GOAL
Wherever a line in the data below holds "this", copy that line.

EXTRACTED MATERIAL
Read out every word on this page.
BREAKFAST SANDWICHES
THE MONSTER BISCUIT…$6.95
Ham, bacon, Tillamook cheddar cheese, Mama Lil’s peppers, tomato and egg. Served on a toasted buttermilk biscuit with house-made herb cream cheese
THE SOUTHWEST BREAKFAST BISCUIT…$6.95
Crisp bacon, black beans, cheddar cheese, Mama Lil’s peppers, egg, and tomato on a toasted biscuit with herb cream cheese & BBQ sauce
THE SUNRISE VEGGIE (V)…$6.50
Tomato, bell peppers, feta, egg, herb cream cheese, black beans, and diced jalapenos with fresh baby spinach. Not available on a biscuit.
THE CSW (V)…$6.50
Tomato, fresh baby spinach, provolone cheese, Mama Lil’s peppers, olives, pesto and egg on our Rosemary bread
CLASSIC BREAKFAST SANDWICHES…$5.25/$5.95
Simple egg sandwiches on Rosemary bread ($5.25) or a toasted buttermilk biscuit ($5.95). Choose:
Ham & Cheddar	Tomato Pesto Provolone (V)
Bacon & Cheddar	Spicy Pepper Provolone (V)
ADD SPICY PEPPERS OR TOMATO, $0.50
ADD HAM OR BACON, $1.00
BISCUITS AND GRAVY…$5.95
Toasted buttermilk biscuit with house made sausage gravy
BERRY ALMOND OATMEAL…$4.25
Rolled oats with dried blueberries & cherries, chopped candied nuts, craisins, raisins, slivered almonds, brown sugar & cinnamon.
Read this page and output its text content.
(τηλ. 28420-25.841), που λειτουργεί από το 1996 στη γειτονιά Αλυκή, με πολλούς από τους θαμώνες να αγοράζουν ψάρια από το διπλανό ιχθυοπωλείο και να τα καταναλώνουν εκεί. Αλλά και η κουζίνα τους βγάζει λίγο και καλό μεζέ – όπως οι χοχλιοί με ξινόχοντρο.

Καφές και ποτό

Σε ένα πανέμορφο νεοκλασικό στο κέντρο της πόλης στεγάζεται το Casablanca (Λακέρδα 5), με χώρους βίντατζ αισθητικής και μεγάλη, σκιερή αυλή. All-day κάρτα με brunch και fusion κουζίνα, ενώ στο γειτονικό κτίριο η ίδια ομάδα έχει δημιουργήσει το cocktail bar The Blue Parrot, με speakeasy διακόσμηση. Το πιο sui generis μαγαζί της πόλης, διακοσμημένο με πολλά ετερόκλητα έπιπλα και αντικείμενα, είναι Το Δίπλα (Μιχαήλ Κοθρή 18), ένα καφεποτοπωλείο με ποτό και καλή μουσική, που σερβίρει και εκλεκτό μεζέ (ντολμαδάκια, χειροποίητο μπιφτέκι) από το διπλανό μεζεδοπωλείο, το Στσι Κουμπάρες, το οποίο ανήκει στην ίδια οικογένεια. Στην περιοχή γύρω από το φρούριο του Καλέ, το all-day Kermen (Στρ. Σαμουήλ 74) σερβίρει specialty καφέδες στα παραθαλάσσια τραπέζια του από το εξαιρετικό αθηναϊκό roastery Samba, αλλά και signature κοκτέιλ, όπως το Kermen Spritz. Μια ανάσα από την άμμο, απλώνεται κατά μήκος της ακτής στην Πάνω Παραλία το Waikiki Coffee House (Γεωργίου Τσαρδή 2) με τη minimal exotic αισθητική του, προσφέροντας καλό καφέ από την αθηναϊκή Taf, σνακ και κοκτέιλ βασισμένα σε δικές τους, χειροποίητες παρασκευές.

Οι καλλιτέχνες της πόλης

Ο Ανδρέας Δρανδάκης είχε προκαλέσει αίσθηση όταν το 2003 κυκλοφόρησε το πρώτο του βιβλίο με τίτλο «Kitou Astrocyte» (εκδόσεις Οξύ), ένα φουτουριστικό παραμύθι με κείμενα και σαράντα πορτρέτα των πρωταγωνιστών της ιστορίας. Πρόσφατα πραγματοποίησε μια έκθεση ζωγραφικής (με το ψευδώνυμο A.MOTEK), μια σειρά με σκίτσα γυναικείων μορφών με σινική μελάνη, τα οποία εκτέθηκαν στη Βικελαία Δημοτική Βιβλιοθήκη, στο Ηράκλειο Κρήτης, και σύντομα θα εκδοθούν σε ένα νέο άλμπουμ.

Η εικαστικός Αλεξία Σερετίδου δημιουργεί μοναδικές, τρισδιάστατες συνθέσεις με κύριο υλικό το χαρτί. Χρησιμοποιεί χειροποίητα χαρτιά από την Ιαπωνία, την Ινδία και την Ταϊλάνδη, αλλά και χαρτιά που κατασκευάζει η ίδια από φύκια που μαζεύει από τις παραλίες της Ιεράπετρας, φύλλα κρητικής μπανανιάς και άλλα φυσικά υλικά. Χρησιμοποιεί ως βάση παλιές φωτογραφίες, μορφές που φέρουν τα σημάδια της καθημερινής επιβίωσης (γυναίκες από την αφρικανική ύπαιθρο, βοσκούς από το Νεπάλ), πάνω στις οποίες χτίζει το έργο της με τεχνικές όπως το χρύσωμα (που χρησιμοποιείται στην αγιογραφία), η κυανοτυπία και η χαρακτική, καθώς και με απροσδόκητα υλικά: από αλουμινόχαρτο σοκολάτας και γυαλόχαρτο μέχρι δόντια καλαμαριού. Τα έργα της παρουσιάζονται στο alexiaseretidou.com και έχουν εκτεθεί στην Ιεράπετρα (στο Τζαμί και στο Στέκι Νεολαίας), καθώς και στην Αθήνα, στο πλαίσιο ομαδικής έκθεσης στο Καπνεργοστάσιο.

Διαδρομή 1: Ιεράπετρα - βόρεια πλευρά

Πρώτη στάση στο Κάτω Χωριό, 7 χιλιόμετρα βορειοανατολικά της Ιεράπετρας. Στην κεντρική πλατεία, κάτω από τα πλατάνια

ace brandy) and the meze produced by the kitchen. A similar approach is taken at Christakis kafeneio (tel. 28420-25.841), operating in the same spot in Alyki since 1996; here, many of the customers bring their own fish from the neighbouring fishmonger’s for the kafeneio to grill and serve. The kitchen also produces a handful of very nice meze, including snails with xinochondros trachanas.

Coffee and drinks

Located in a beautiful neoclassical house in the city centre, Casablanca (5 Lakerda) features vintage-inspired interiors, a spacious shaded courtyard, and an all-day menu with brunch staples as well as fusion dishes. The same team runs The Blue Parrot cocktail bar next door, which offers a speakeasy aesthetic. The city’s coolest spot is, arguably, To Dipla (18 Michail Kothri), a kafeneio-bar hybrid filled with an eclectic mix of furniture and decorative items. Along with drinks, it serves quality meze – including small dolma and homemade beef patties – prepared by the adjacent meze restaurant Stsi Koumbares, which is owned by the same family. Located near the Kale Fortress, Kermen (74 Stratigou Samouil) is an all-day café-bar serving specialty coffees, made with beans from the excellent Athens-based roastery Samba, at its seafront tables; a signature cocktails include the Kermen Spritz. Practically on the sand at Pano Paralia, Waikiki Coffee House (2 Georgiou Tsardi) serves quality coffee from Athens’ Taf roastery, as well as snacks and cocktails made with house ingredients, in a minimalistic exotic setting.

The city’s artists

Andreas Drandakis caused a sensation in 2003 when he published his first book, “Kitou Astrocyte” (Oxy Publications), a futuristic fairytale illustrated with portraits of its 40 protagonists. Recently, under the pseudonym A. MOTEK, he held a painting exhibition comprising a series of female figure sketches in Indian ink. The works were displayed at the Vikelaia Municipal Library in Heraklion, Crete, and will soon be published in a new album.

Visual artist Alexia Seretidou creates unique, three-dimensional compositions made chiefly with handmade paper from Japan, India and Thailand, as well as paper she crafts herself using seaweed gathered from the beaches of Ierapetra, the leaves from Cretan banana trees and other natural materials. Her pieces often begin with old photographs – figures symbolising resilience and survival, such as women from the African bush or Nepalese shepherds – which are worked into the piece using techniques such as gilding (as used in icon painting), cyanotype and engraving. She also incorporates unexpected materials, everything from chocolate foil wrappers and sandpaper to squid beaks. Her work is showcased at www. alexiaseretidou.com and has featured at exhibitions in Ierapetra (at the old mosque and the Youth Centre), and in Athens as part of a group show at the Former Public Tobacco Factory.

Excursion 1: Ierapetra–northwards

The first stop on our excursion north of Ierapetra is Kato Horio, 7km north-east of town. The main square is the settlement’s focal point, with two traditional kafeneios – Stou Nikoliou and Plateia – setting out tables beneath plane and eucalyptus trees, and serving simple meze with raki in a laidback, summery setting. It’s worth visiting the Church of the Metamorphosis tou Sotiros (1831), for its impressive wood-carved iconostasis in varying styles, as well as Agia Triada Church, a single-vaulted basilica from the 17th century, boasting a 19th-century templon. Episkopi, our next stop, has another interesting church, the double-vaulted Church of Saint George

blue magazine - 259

SOLVED PROBLEM
Read out every word on this page.
Read this page and output its text content.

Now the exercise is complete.